* begin *

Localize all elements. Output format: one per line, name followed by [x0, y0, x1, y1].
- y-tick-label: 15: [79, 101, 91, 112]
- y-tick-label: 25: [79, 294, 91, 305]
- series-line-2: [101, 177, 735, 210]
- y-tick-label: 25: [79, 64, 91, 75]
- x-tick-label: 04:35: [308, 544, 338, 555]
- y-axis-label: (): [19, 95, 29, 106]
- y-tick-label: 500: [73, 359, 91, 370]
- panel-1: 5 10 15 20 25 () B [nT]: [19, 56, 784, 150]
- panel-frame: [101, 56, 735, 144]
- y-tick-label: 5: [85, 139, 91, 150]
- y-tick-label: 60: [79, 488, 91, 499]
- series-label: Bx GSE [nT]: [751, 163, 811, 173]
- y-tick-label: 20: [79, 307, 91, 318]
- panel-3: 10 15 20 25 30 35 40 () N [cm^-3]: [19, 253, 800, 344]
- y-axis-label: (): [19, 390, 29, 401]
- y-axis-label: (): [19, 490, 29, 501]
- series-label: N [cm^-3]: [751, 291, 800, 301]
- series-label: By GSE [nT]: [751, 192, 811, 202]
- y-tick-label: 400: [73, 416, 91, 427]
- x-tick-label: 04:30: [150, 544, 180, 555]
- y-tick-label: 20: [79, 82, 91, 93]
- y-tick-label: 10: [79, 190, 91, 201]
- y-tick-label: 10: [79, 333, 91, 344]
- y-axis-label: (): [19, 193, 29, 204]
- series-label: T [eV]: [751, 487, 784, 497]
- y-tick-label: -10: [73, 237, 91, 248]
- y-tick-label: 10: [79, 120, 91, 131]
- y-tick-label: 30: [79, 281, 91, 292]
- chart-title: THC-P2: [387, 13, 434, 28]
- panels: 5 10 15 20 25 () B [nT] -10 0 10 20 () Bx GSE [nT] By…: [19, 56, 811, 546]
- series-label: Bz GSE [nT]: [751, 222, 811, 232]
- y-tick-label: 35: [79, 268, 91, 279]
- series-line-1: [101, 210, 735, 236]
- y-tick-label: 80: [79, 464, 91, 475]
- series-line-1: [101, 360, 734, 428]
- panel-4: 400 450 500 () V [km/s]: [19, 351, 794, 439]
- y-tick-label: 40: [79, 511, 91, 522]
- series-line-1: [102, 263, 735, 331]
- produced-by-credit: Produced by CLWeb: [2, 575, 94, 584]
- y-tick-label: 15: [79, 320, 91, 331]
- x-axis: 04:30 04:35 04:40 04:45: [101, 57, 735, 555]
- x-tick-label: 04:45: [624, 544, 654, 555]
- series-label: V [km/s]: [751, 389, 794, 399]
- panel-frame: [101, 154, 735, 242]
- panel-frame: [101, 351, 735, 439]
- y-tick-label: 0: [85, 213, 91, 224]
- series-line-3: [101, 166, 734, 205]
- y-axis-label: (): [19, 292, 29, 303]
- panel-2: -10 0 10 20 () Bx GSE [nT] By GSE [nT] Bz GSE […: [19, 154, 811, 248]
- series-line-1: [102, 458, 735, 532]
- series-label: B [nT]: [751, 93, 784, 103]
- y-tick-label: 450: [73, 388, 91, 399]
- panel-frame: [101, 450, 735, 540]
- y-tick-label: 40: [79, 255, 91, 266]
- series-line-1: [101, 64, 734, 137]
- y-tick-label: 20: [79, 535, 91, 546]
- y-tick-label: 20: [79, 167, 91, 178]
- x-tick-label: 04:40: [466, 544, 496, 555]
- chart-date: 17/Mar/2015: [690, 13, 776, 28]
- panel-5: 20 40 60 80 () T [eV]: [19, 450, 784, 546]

* end *
* begin *

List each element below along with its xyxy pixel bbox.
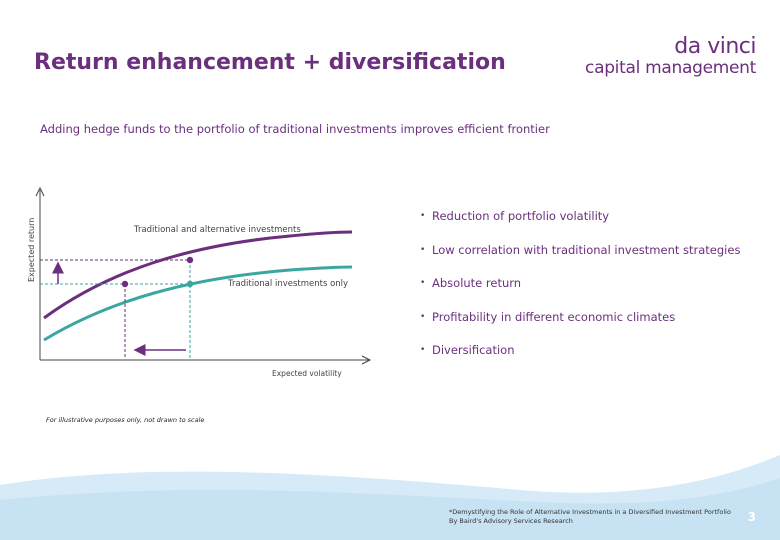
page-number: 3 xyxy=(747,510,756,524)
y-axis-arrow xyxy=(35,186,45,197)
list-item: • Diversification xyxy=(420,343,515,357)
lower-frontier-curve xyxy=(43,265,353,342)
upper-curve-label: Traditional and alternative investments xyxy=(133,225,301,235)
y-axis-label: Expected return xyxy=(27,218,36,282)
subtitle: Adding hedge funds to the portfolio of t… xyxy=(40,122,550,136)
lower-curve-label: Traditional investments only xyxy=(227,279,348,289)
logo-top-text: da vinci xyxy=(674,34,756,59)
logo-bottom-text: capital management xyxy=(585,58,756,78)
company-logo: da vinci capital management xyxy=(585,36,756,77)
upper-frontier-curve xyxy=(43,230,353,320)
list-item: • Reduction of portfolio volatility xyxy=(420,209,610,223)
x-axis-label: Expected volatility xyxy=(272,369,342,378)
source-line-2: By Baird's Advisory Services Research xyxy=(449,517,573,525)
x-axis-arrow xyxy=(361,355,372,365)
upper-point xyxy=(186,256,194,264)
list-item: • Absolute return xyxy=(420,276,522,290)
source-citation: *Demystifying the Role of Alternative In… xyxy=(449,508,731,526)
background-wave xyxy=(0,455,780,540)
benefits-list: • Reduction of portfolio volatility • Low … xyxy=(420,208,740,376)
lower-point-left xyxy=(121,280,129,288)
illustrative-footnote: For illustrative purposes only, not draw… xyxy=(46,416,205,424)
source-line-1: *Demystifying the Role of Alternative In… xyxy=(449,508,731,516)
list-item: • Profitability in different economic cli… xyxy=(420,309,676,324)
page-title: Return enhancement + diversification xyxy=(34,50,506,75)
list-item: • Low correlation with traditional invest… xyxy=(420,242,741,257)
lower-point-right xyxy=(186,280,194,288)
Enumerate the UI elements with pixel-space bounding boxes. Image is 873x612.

* end *

# Objective
Return, exactly as they appear, the rows that open with the line containing "Localize all elements." and close with the line containing "- y-tick-label: 20: [79, 307, 91, 318]", both of those lines included.

# Output
Localize all elements. Output format: one per line, name followed by [x0, y0, x1, y1].
- y-tick-label: 15: [79, 101, 91, 112]
- y-tick-label: 25: [79, 294, 91, 305]
- series-line-2: [101, 177, 735, 210]
- y-tick-label: 25: [79, 64, 91, 75]
- x-tick-label: 04:35: [308, 544, 338, 555]
- y-axis-label: (): [19, 95, 29, 106]
- y-tick-label: 500: [73, 359, 91, 370]
- panel-1: 5 10 15 20 25 () B [nT]: [19, 56, 784, 150]
- panel-frame: [101, 56, 735, 144]
- y-tick-label: 5: [85, 139, 91, 150]
- y-tick-label: 60: [79, 488, 91, 499]
- series-label: Bx GSE [nT]: [751, 163, 811, 173]
- y-tick-label: 20: [79, 307, 91, 318]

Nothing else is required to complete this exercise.